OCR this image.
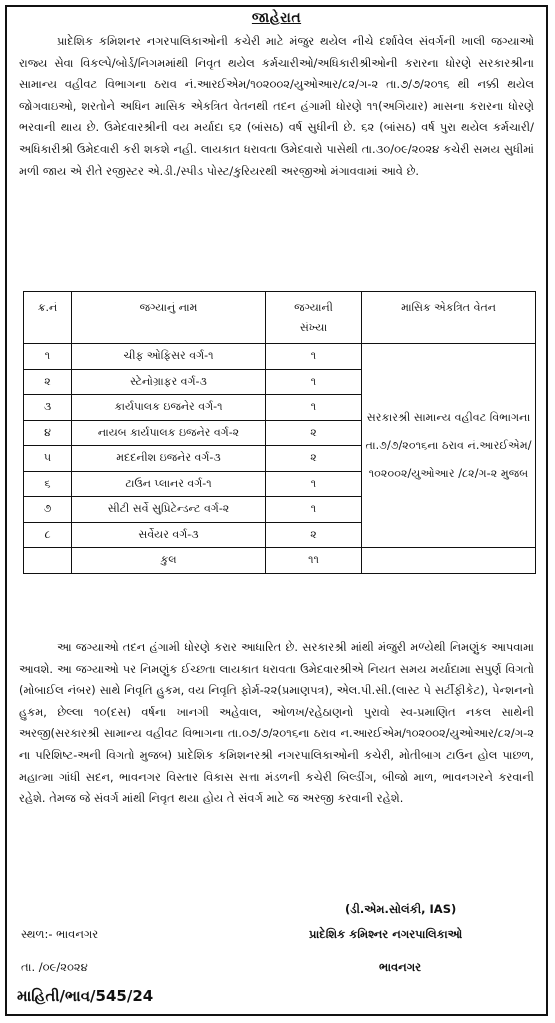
જાહેરાત

પ્રાદેશિક કમિશનર નગરપાલિકાઓની કચેરી માટે મંજુર થયેલ નીચે દર્શાવેલ સંવર્ગની ખાલી જગ્યાઓ રાજ્ય સેવા વિકલ્પે/બોર્ડ/નિગમમાંથી નિવૃત થયેલ કર્મચારીઓ/અધિકારીશ્રીઓની કરારના ધોરણે સરકારશ્રીના સામાન્ય વહીવટ વિભાગના ઠરાવ નં.આરઈએમ/૧૦૨૦૦૨/યુઓઆર/૮૨/ગ-૨ તા.૭/૭/૨૦૧૬ થી નક્કી થયેલ જોગવાઇઓ, શરતોને અધિન માસિક એકત્રિત વેતનથી તદન હંગામી ધોરણે ૧૧(અગિયાર) માસના કરારના ધોરણે ભરવાની થાય છે. ઉમેદવારશ્રીની વય મર્યાદા ૬૨ (બાંસઠ) વર્ષ સુધીની છે. ૬૨ (બાંસઠ) વર્ષ પુરા થયેલ કર્મચારી/અધિકારીશ્રી ઉમેદવારી કરી શકશે નહી. લાયકાત ધરાવતા ઉમેદવારો પાસેથી તા.૩૦/૦૯/૨૦૨૪ કચેરી સમય સુધીમાં મળી જાય એ રીતે રજીસ્ટર એ.ડી./સ્પીડ પોસ્ટ/કુરિયરથી અરજીઓ મંગાવવામાં આવે છે.

ક્ર.નં	જગ્યાનું નામ	જગ્યાની સંખ્યા	માસિક એકત્રિત વેતન
૧	ચીફ ઓફિસર વર્ગ-૧	૧	સરકારશ્રી સામાન્ય વહીવટ વિભાગના તા.૭/૭/૨૦૧૬ના ઠરાવ નં.આરઈએમ/૧૦૨૦૦૨/યુઓઆર /૮૨/ગ-૨ મુજબ
૨	સ્ટેનોગ્રાફર વર્ગ-૩	૧	
૩	કાર્યપાલક ઇજનેર વર્ગ-૧	૧	
૪	નાયબ કાર્યપાલક ઇજનેર વર્ગ-૨	૨	
૫	મદદનીશ ઇજનેર વર્ગ-૩	૨	
૬	ટાઉન પ્લાનર વર્ગ-૧	૧	
૭	સીટી સર્વે સુપ્રિટેન્ડન્ટ વર્ગ-૨	૧	
૮	સર્વેયર વર્ગ-૩	૨	
	કુલ	૧૧	

આ જગ્યાઓ તદન હંગામી ધોરણે કરાર આધારિત છે. સરકારશ્રી માંથી મંજુરી મળ્યેથી નિમણુંક આપવામા આવશે. આ જગ્યાઓ પર નિમણુંક ઈચ્છતા લાયકાત ધરાવતા ઉમેદવારશ્રીએ નિયત સમય મર્યાદામા સપુર્ણ વિગતો (મોબાઈલ નંબર) સાથે નિવૃતિ હુકમ, વય નિવૃતિ ફોર્મ-૨૨(પ્રમાણપત્ર), એલ.પી.સી.(લાસ્ટ પે સર્ટીફીકેટ), પેન્શનનો હુકમ, છેલ્લા ૧૦(દસ) વર્ષના ખાનગી અહેવાલ, ઓળખ/રહેઠાણનો પુરાવો સ્વ-પ્રમાણિત નકલ સાથેની અરજી(સરકારશ્રી સામાન્ય વહીવટ વિભાગના તા.૦૭/૭/૨૦૧૬ના ઠરાવ ન.આરઈએમ/૧૦૨૦૦૨/યુઓઆર/૮૨/ગ-૨ ના પરિશિષ્ટ-અની વિગતો મુજબ) પ્રાદેશિક કમિશનરશ્રી નગરપાલિકાઓની કચેરી, મોતીબાગ ટાઉન હોલ પાછળ, મહાત્મા ગાંધી સદન, ભાવનગર વિસ્તાર વિકાસ સત્તા મંડળની કચેરી બિલ્ડીંગ, બીજો માળ, ભાવનગરને કરવાની રહેશે. તેમજ જે સંવર્ગ માંથી નિવૃત થયા હોય તે સંવર્ગ માટે જ અરજી કરવાની રહેશે.

(ડી.એમ.સોલંકી, IAS)
સ્થળ:- ભાવનગર	પ્રાદેશિક કમિશ્નર નગરપાલિકાઓ
તા. /૦૯/૨૦૨૪	ભાવનગર
માહિતી/ભાવ/545/24
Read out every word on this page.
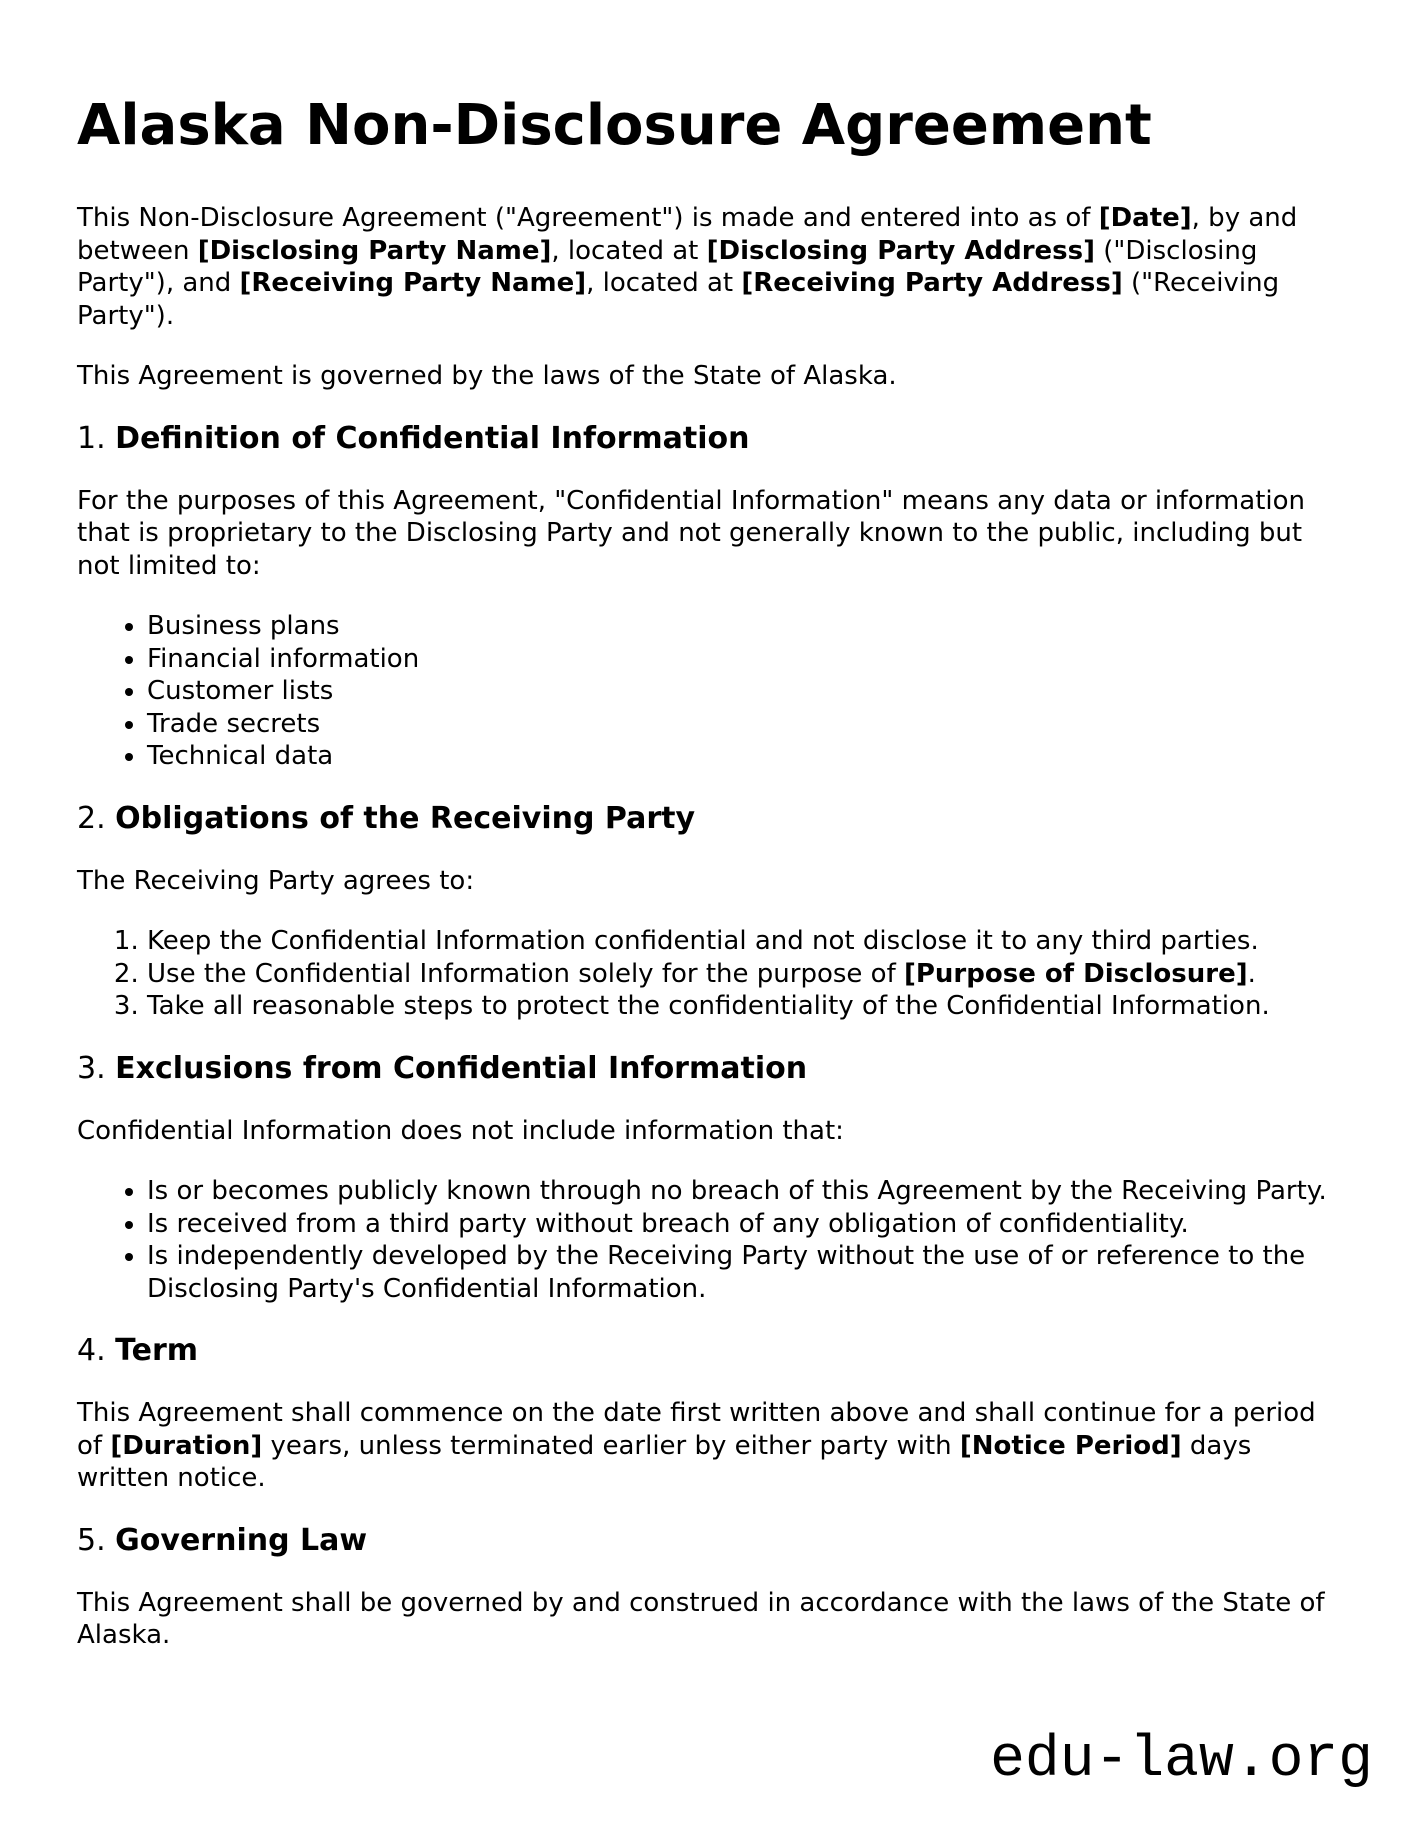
Alaska Non-Disclosure Agreement

This Non-Disclosure Agreement ("Agreement") is made and entered into as of [Date], by and between [Disclosing Party Name], located at [Disclosing Party Address] ("Disclosing Party"), and [Receiving Party Name], located at [Receiving Party Address] ("Receiving Party").

This Agreement is governed by the laws of the State of Alaska.

1. Definition of Confidential Information

For the purposes of this Agreement, "Confidential Information" means any data or information that is proprietary to the Disclosing Party and not generally known to the public, including but not limited to:

• Business plans
• Financial information
• Customer lists
• Trade secrets
• Technical data
2. Obligations of the Receiving Party

The Receiving Party agrees to:

1. Keep the Confidential Information confidential and not disclose it to any third parties.
2. Use the Confidential Information solely for the purpose of [Purpose of Disclosure].
3. Take all reasonable steps to protect the confidentiality of the Confidential Information.
3. Exclusions from Confidential Information

Confidential Information does not include information that:

• Is or becomes publicly known through no breach of this Agreement by the Receiving Party.
• Is received from a third party without breach of any obligation of confidentiality.
• Is independently developed by the Receiving Party without the use of or reference to the Disclosing Party's Confidential Information.
4. Term

This Agreement shall commence on the date first written above and shall continue for a period of [Duration] years, unless terminated earlier by either party with [Notice Period] days written notice.

5. Governing Law

This Agreement shall be governed by and construed in accordance with the laws of the State of Alaska.

edu-law.org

» **DESCRIPTION OF THE TASK**: Make an exact copy of the data, leaving its pictures out.

» **FINISHED TASK**:
OCR this image.
જાહેરાત

પ્રાદેશિક કમિશનર નગરપાલિકાઓની કચેરી માટે મંજુર થયેલ નીચે દર્શાવેલ સંવર્ગની ખાલી જગ્યાઓ રાજ્ય સેવા વિકલ્પે/બોર્ડ/નિગમમાંથી નિવૃત થયેલ કર્મચારીઓ/અધિકારીશ્રીઓની કરારના ધોરણે સરકારશ્રીના સામાન્ય વહીવટ વિભાગના ઠરાવ નં.આરઈએમ/૧૦૨૦૦૨/યુઓઆર/૮૨/ગ-૨ તા.૭/૭/૨૦૧૬ થી નક્કી થયેલ જોગવાઇઓ, શરતોને અધિન માસિક એકત્રિત વેતનથી તદન હંગામી ધોરણે ૧૧(અગિયાર) માસના કરારના ધોરણે ભરવાની થાય છે. ઉમેદવારશ્રીની વય મર્યાદા ૬૨ (બાંસઠ) વર્ષ સુધીની છે. ૬૨ (બાંસઠ) વર્ષ પુરા થયેલ કર્મચારી/અધિકારીશ્રી ઉમેદવારી કરી શકશે નહી. લાયકાત ધરાવતા ઉમેદવારો પાસેથી તા.૩૦/૦૯/૨૦૨૪ કચેરી સમય સુધીમાં મળી જાય એ રીતે રજીસ્ટર એ.ડી./સ્પીડ પોસ્ટ/કુરિયરથી અરજીઓ મંગાવવામાં આવે છે.

ક્ર.નં	જગ્યાનું નામ	જગ્યાની સંખ્યા	માસિક એકત્રિત વેતન
૧	ચીફ ઓફિસર વર્ગ-૧	૧	સરકારશ્રી સામાન્ય વહીવટ વિભાગના તા.૭/૭/૨૦૧૬ના ઠરાવ નં.આરઈએમ/૧૦૨૦૦૨/યુઓઆર /૮૨/ગ-૨ મુજબ
૨	સ્ટેનોગ્રાફર વર્ગ-૩	૧	
૩	કાર્યપાલક ઇજનેર વર્ગ-૧	૧	
૪	નાયબ કાર્યપાલક ઇજનેર વર્ગ-૨	૨	
૫	મદદનીશ ઇજનેર વર્ગ-૩	૨	
૬	ટાઉન પ્લાનર વર્ગ-૧	૧	
૭	સીટી સર્વે સુપ્રિટેન્ડન્ટ વર્ગ-૨	૧	
૮	સર્વેયર વર્ગ-૩	૨	
	કુલ	૧૧	

આ જગ્યાઓ તદન હંગામી ધોરણે કરાર આધારિત છે. સરકારશ્રી માંથી મંજુરી મળ્યેથી નિમણુંક આપવામા આવશે. આ જગ્યાઓ પર નિમણુંક ઈચ્છતા લાયકાત ધરાવતા ઉમેદવારશ્રીએ નિયત સમય મર્યાદામા સપુર્ણ વિગતો (મોબાઈલ નંબર) સાથે નિવૃતિ હુકમ, વય નિવૃતિ ફોર્મ-૨૨(પ્રમાણપત્ર), એલ.પી.સી.(લાસ્ટ પે સર્ટીફીકેટ), પેન્શનનો હુકમ, છેલ્લા ૧૦(દસ) વર્ષના ખાનગી અહેવાલ, ઓળખ/રહેઠાણનો પુરાવો સ્વ-પ્રમાણિત નકલ સાથેની અરજી(સરકારશ્રી સામાન્ય વહીવટ વિભાગના તા.૦૭/૭/૨૦૧૬ના ઠરાવ ન.આરઈએમ/૧૦૨૦૦૨/યુઓઆર/૮૨/ગ-૨ ના પરિશિષ્ટ-અની વિગતો મુજબ) પ્રાદેશિક કમિશનરશ્રી નગરપાલિકાઓની કચેરી, મોતીબાગ ટાઉન હોલ પાછળ, મહાત્મા ગાંધી સદન, ભાવનગર વિસ્તાર વિકાસ સત્તા મંડળની કચેરી બિલ્ડીંગ, બીજો માળ, ભાવનગરને કરવાની રહેશે. તેમજ જે સંવર્ગ માંથી નિવૃત થયા હોય તે સંવર્ગ માટે જ અરજી કરવાની રહેશે.

(ડી.એમ.સોલંકી, IAS)
સ્થળ:- ભાવનગર	પ્રાદેશિક કમિશ્નર નગરપાલિકાઓ
તા. /૦૯/૨૦૨૪	ભાવનગર
માહિતી/ભાવ/545/24
Read out every word on this page.
Alaska Non-Disclosure Agreement

This Non-Disclosure Agreement ("Agreement") is made and entered into as of [Date], by and between [Disclosing Party Name], located at [Disclosing Party Address] ("Disclosing Party"), and [Receiving Party Name], located at [Receiving Party Address] ("Receiving Party").

This Agreement is governed by the laws of the State of Alaska.

1. Definition of Confidential Information

For the purposes of this Agreement, "Confidential Information" means any data or information that is proprietary to the Disclosing Party and not generally known to the public, including but not limited to:

• Business plans
• Financial information
• Customer lists
• Trade secrets
• Technical data
2. Obligations of the Receiving Party

The Receiving Party agrees to:

1. Keep the Confidential Information confidential and not disclose it to any third parties.
2. Use the Confidential Information solely for the purpose of [Purpose of Disclosure].
3. Take all reasonable steps to protect the confidentiality of the Confidential Information.
3. Exclusions from Confidential Information

Confidential Information does not include information that:

• Is or becomes publicly known through no breach of this Agreement by the Receiving Party.
• Is received from a third party without breach of any obligation of confidentiality.
• Is independently developed by the Receiving Party without the use of or reference to the Disclosing Party's Confidential Information.
4. Term

This Agreement shall commence on the date first written above and shall continue for a period of [Duration] years, unless terminated earlier by either party with [Notice Period] days written notice.

5. Governing Law

This Agreement shall be governed by and construed in accordance with the laws of the State of Alaska.

edu-law.org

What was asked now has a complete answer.